_YOUR ASSIGNMENT:_
Write all entries out exactly, images excluded.

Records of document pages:
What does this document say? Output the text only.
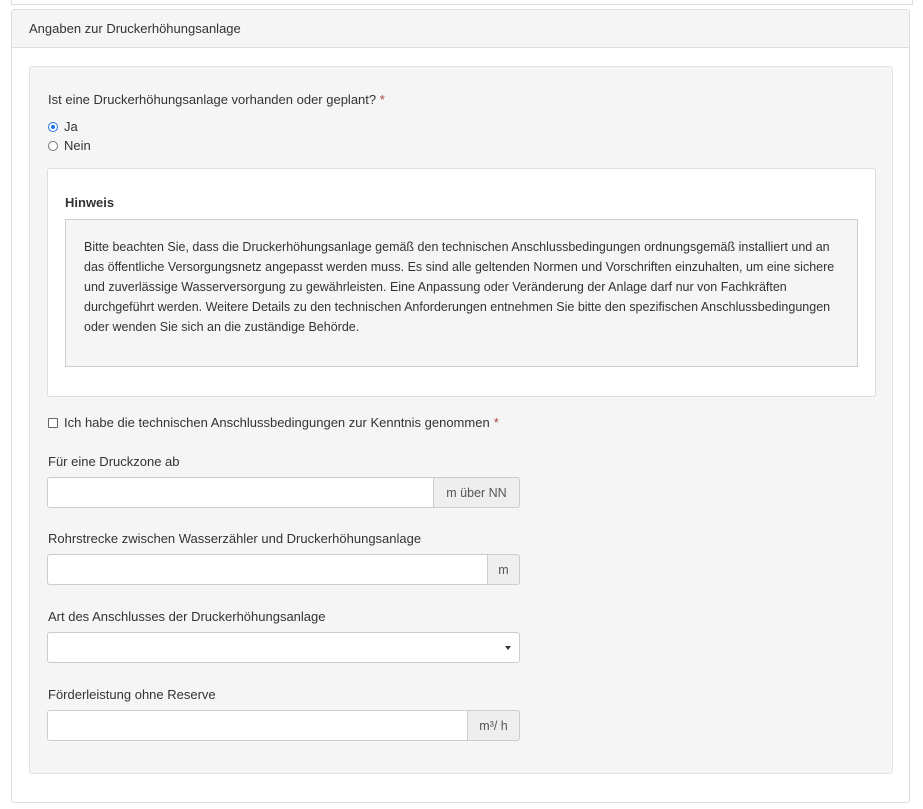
Angaben zur Druckerhöhungsanlage
Ist eine Druckerhöhungsanlage vorhanden oder geplant? *
Ja
Nein
Hinweis
Bitte beachten Sie, dass die Druckerhöhungsanlage gemäß den technischen Anschlussbedingungen ordnungsgemäß installiert und an das öffentliche Versorgungsnetz angepasst werden muss. Es sind alle geltenden Normen und Vorschriften einzuhalten, um eine sichere und zuverlässige Wasserversorgung zu gewährleisten. Eine Anpassung oder Veränderung der Anlage darf nur von Fachkräften durchgeführt werden. Weitere Details zu den technischen Anforderungen entnehmen Sie bitte den spezifischen Anschlussbedingungen oder wenden Sie sich an die zuständige Behörde.
Ich habe die technischen Anschlussbedingungen zur Kenntnis genommen *
Für eine Druckzone ab
m über NN
Rohrstrecke zwischen Wasserzähler und Druckerhöhungsanlage
m
Art des Anschlusses der Druckerhöhungsanlage
Förderleistung ohne Reserve
m³/ h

_ANSWER SPACE:_
What does this document say? Output the text only.
Angaben zur Druckerhöhungsanlage
Ist eine Druckerhöhungsanlage vorhanden oder geplant? *
Ja
Nein
Hinweis
Bitte beachten Sie, dass die Druckerhöhungsanlage gemäß den technischen Anschlussbedingungen ordnungsgemäß installiert und an das öffentliche Versorgungsnetz angepasst werden muss. Es sind alle geltenden Normen und Vorschriften einzuhalten, um eine sichere und zuverlässige Wasserversorgung zu gewährleisten. Eine Anpassung oder Veränderung der Anlage darf nur von Fachkräften durchgeführt werden. Weitere Details zu den technischen Anforderungen entnehmen Sie bitte den spezifischen Anschlussbedingungen oder wenden Sie sich an die zuständige Behörde.
Ich habe die technischen Anschlussbedingungen zur Kenntnis genommen *
Für eine Druckzone ab
m über NN
Rohrstrecke zwischen Wasserzähler und Druckerhöhungsanlage
m
Art des Anschlusses der Druckerhöhungsanlage
Förderleistung ohne Reserve
m³/ h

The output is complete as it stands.